Prompt:
Copy out all lines in the data below containing the string "title".

Data rows:
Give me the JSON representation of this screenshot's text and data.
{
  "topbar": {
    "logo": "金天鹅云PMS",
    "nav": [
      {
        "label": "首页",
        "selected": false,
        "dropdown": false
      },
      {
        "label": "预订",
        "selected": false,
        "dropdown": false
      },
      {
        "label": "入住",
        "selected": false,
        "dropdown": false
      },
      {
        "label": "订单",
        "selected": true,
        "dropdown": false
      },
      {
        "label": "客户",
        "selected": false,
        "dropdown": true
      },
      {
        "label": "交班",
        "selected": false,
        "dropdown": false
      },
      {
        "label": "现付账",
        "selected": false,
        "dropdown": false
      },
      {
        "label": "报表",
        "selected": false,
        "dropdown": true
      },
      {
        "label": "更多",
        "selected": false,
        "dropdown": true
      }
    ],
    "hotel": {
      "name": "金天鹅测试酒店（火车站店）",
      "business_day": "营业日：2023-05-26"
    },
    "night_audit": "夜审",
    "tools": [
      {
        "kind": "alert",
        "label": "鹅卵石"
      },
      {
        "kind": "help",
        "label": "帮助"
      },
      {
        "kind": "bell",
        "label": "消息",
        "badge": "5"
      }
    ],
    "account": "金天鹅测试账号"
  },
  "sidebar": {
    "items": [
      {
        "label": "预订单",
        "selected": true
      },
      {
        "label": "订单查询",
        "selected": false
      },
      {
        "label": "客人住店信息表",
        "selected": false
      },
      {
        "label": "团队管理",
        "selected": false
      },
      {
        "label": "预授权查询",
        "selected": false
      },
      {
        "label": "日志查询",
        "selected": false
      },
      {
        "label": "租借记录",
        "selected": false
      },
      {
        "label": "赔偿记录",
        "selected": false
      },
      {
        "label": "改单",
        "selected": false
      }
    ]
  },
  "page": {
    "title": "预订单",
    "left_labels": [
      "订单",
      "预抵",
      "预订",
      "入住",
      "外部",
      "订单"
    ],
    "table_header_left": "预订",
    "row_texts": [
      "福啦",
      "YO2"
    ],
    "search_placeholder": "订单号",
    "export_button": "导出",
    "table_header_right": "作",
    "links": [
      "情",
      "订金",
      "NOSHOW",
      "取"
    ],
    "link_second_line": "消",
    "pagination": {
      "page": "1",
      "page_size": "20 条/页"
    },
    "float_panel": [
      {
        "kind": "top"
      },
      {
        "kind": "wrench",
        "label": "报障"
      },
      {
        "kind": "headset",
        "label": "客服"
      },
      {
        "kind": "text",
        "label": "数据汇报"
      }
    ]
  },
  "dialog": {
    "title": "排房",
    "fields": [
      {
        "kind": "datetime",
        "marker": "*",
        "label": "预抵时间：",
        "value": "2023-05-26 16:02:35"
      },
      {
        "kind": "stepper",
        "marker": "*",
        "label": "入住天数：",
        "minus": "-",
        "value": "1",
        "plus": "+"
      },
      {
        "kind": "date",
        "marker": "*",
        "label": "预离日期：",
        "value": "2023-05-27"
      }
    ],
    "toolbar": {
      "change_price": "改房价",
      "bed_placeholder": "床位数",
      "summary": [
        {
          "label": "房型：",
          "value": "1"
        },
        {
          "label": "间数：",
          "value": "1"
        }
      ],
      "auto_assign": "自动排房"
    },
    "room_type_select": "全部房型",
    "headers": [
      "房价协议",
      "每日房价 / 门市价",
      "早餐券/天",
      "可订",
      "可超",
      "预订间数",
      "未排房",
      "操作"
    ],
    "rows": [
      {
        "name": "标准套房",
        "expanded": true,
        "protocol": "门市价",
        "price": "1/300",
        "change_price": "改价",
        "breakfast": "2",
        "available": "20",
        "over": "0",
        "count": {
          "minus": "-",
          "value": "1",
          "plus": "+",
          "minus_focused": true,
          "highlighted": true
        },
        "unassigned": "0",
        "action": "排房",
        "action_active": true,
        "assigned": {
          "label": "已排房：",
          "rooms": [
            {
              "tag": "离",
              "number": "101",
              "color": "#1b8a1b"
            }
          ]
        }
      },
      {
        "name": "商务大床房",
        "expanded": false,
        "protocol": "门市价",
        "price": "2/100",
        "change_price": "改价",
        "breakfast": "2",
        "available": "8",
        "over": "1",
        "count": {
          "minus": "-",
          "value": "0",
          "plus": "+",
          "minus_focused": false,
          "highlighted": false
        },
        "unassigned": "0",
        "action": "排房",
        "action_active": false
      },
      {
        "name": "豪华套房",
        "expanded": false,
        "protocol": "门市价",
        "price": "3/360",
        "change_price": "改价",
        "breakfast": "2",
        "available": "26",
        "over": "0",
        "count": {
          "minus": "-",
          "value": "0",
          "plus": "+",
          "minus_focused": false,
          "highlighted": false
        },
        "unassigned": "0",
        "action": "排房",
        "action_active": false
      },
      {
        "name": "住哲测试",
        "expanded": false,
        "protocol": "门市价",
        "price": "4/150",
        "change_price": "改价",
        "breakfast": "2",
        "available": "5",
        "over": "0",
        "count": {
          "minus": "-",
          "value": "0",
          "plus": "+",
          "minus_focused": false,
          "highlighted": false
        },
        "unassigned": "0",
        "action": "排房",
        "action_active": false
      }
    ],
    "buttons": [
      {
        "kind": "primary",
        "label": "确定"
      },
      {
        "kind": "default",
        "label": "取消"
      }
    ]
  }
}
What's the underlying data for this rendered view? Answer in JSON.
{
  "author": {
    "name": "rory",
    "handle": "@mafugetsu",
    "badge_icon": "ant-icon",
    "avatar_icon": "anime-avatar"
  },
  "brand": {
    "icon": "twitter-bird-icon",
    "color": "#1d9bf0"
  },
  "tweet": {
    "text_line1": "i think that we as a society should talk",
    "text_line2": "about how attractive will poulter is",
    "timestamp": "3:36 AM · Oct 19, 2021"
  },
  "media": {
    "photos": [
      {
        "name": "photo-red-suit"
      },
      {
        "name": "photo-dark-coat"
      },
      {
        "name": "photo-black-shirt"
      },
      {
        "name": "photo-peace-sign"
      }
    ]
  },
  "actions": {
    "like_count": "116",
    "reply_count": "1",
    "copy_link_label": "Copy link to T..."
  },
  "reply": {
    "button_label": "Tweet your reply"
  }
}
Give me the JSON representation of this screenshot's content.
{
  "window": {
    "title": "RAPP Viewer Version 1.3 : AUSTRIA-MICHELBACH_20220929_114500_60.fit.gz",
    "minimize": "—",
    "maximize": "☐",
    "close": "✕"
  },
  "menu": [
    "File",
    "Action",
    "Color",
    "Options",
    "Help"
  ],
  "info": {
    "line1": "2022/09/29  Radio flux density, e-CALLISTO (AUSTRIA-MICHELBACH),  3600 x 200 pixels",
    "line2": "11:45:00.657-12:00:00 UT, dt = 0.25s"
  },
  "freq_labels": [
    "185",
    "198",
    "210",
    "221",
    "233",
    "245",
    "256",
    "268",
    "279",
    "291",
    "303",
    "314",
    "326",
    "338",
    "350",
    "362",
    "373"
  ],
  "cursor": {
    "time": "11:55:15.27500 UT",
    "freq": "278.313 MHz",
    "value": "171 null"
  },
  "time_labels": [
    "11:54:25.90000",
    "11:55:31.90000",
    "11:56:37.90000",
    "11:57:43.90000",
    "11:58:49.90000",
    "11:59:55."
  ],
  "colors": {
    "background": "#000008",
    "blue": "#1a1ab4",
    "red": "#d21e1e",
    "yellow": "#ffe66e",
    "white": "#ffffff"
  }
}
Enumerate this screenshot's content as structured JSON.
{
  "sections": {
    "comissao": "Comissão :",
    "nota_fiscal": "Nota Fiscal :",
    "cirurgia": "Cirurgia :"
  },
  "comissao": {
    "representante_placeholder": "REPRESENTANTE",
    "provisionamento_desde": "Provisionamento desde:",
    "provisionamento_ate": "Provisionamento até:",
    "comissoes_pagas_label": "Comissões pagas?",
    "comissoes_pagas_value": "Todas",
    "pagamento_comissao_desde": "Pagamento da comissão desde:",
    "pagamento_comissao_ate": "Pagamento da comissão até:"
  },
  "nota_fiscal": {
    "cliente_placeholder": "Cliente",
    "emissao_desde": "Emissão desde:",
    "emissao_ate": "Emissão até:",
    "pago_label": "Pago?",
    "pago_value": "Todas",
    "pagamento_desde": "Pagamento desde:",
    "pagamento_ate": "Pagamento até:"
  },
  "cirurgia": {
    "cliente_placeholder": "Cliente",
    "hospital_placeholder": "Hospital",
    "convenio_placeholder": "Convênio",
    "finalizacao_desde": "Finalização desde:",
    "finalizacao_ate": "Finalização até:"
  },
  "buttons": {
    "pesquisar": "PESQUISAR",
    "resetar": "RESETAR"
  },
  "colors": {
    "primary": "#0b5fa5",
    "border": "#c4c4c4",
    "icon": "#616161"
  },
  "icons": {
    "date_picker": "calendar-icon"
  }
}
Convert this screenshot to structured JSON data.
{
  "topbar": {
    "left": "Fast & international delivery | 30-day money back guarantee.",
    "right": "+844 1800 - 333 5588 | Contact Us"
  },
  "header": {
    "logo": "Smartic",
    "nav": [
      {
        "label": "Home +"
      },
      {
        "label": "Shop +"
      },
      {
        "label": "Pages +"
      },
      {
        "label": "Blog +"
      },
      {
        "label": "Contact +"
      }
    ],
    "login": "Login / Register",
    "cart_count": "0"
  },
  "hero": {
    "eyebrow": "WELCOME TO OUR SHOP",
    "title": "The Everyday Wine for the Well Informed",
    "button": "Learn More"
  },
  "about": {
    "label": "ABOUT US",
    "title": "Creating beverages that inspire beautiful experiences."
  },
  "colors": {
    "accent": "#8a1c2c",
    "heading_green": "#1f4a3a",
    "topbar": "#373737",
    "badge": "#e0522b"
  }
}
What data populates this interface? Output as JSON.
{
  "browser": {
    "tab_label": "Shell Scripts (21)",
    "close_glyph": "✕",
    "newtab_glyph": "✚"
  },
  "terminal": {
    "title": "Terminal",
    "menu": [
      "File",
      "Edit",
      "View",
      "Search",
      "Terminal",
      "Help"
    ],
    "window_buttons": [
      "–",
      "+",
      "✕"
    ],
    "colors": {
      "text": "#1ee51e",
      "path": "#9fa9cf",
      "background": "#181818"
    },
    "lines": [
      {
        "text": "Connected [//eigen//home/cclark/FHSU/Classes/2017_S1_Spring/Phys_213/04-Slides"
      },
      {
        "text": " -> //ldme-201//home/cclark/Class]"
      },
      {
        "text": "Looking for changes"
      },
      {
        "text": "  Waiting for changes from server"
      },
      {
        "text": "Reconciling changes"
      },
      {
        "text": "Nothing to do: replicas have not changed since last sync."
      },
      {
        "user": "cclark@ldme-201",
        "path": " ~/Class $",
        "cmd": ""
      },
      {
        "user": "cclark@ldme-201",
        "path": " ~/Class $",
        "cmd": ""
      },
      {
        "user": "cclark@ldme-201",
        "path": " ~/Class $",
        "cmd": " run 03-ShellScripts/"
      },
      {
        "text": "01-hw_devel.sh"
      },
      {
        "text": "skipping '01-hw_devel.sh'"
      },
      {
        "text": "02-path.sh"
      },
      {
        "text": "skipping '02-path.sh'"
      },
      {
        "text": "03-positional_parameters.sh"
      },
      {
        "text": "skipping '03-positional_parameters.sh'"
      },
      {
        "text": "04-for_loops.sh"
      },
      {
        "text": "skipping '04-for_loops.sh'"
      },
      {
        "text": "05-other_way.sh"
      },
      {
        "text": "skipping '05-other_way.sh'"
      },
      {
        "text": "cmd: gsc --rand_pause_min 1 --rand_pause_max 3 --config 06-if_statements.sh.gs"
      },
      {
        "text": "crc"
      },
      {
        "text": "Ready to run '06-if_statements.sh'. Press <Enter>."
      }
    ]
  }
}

Written solution:
    "title": "预订单",
    "title": "排房",
    "title": "RAPP Viewer Version 1.3 : AUSTRIA-MICHELBACH_20220929_114500_60.fit.gz",
    "title": "The Everyday Wine for the Well Informed",
    "title": "Creating beverages that inspire beautiful experiences."
    "title": "Terminal",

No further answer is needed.